Given instruction – Read the records below and copy each line that contains "Wakacyjne".

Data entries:
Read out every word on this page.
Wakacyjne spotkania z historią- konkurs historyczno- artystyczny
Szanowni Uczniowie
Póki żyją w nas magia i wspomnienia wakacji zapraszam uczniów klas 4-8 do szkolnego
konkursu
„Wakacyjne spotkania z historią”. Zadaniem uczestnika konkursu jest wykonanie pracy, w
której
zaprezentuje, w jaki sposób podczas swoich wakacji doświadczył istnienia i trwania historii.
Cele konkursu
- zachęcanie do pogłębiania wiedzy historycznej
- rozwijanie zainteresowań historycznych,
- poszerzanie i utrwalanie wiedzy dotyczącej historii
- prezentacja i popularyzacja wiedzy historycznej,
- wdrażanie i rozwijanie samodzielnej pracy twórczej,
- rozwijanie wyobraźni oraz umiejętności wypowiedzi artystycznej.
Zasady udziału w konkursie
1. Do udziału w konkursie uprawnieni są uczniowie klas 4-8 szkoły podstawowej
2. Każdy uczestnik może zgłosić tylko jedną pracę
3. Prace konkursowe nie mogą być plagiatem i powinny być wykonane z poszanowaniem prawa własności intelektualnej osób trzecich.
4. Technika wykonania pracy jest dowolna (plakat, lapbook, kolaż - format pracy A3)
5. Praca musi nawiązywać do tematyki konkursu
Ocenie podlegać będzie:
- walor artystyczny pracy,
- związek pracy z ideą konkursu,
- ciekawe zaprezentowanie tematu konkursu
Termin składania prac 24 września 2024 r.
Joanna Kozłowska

Result of the exercise –
Wakacyjne spotkania z historią- konkurs historyczno- artystyczny
„Wakacyjne spotkania z historią”. Zadaniem uczestnika konkursu jest wykonanie pracy, w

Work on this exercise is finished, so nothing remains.